**TASK DIRECTIONS:**
State how many lines include "ciel", giving the number by itself.

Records
▬▬▬▬▬▬

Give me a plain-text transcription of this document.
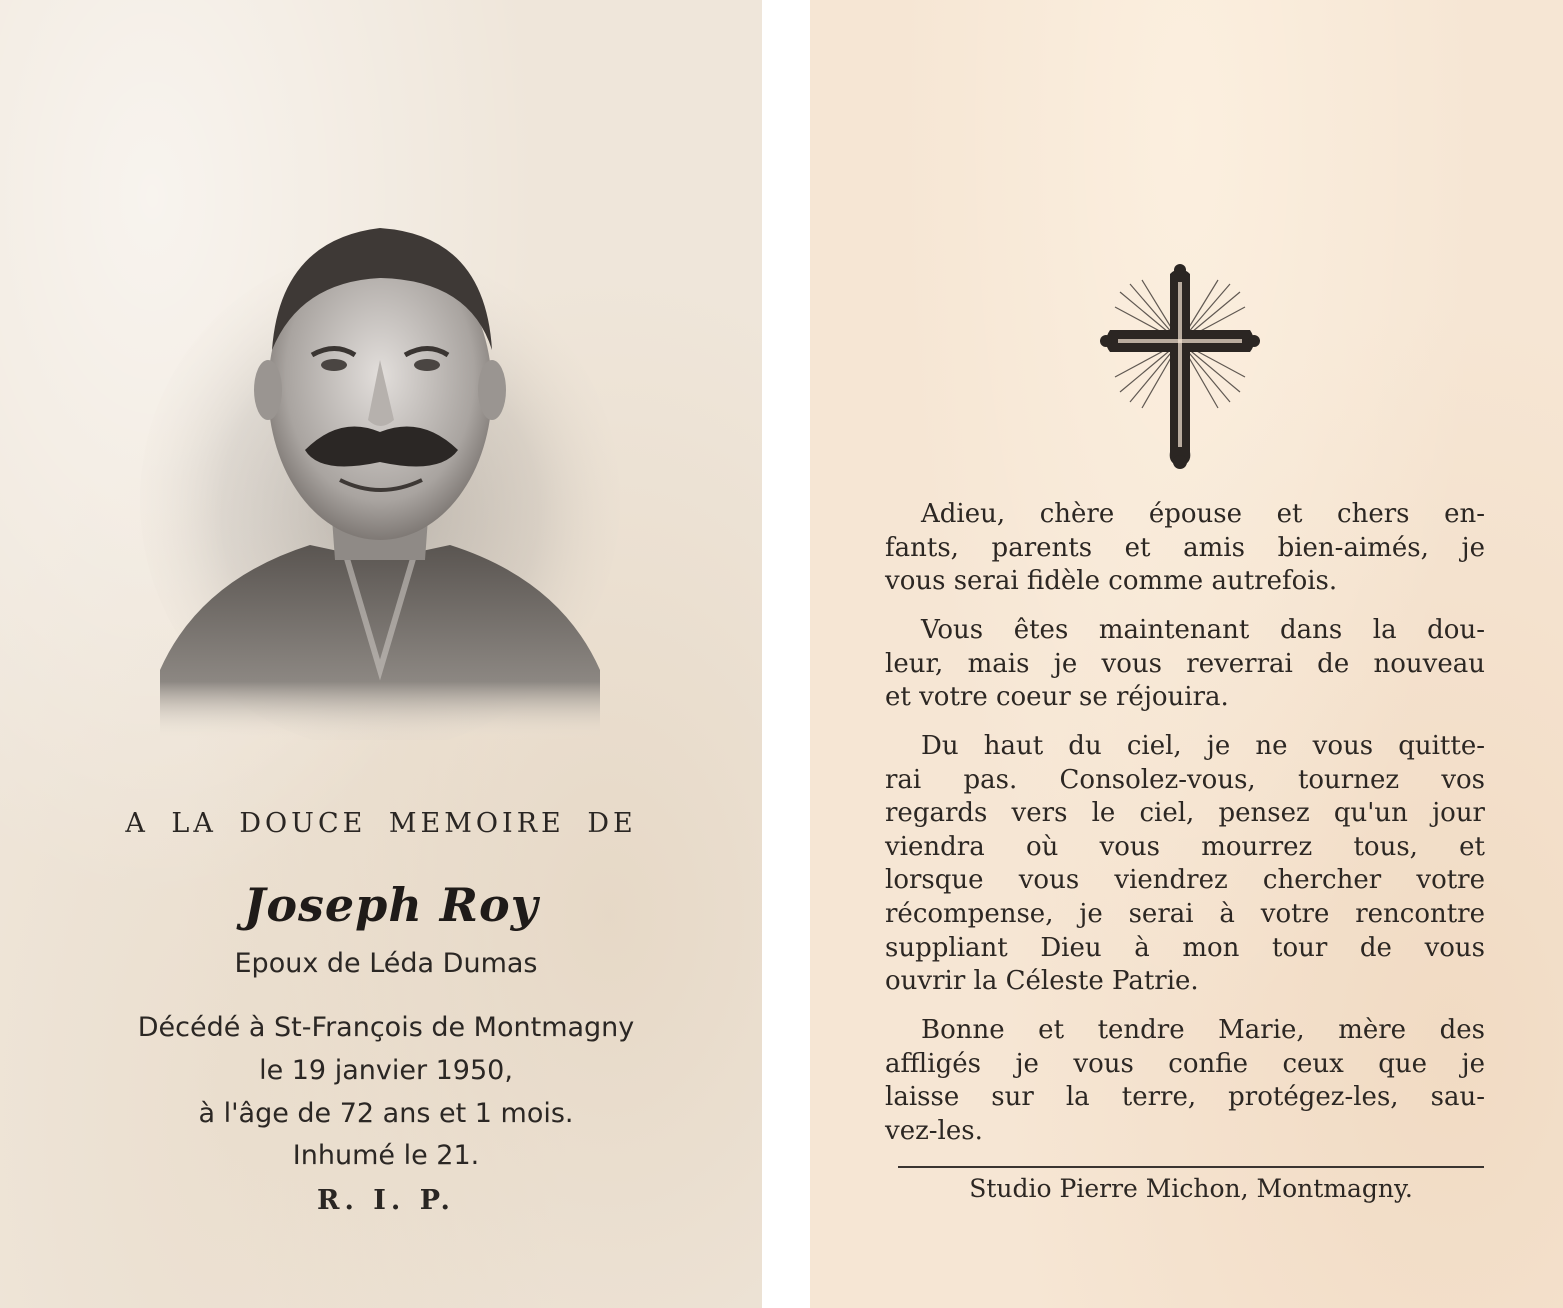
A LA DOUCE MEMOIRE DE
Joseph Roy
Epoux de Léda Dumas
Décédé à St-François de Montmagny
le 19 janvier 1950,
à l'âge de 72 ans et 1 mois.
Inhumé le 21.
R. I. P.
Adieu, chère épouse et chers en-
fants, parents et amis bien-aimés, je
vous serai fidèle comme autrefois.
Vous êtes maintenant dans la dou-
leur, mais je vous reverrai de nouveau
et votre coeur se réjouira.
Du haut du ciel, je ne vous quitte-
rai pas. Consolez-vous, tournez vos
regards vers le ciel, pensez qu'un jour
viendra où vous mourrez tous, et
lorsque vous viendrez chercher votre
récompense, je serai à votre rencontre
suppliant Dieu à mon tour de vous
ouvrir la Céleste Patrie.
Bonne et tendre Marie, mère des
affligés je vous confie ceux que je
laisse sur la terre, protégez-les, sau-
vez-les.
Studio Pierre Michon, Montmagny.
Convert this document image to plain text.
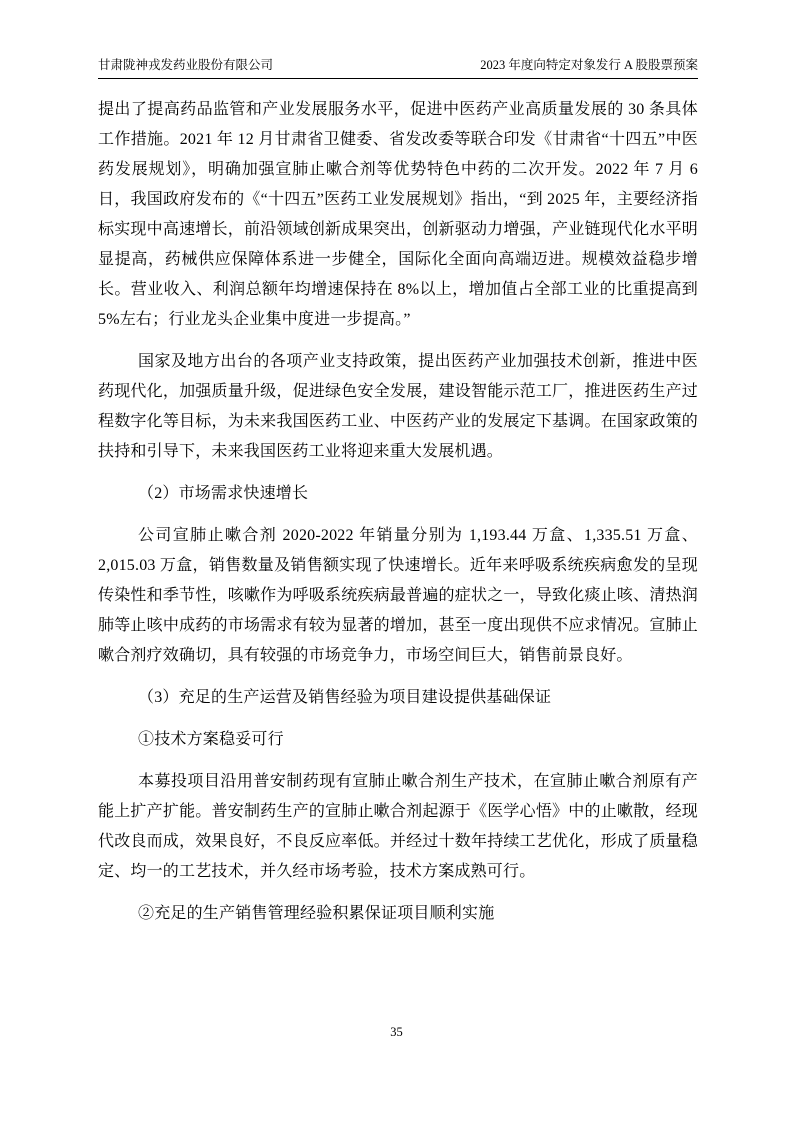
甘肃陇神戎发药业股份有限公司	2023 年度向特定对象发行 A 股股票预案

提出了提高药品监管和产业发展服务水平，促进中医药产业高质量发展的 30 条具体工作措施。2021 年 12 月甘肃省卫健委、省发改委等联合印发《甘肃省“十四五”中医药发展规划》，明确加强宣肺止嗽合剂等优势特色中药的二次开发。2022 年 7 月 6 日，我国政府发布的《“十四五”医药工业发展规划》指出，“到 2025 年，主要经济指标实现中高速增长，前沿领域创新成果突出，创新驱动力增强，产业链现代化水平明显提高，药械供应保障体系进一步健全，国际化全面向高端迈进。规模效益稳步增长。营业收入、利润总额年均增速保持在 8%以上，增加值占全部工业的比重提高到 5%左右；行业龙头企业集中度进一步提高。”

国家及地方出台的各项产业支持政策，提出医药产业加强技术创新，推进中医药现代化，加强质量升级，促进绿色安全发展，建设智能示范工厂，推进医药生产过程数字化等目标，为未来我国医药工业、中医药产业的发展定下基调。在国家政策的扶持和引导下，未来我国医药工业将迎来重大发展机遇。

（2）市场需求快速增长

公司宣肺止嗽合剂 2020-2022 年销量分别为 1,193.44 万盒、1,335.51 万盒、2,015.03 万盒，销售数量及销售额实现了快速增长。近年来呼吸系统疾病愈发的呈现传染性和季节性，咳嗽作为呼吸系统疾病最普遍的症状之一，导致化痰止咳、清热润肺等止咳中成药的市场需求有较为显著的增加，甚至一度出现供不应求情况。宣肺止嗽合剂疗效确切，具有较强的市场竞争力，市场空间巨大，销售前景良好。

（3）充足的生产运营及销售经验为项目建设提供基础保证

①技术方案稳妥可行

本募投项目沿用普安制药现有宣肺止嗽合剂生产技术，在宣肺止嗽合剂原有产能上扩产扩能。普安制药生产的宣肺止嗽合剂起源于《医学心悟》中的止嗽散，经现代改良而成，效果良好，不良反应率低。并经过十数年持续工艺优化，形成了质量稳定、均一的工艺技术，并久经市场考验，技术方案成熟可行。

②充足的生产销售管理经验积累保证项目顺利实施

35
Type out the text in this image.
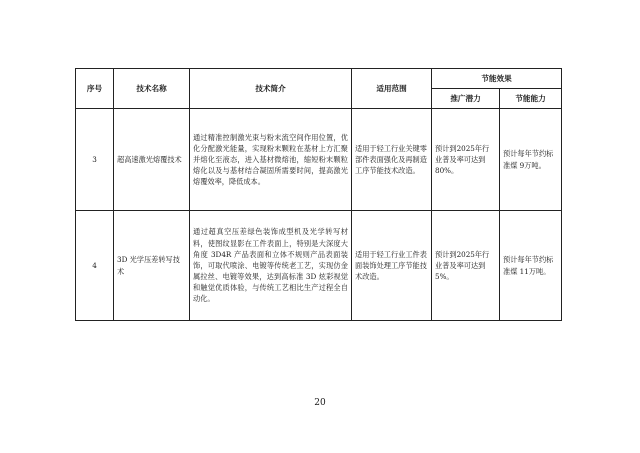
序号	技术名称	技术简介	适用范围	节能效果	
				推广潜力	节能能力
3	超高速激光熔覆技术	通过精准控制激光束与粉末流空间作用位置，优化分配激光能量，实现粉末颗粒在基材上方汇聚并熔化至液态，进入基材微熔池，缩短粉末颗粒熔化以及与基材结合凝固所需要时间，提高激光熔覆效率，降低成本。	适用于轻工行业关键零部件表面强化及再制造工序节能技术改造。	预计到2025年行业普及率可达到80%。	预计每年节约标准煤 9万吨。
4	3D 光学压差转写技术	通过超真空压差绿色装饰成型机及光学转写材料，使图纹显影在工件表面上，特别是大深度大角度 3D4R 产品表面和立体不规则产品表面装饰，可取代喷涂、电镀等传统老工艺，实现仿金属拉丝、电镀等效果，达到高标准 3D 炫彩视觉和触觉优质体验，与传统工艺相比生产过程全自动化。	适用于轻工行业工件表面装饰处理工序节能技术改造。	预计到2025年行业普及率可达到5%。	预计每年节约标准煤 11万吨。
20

▬▬▬▬▬▬

**FINISHED ANSWER:**
2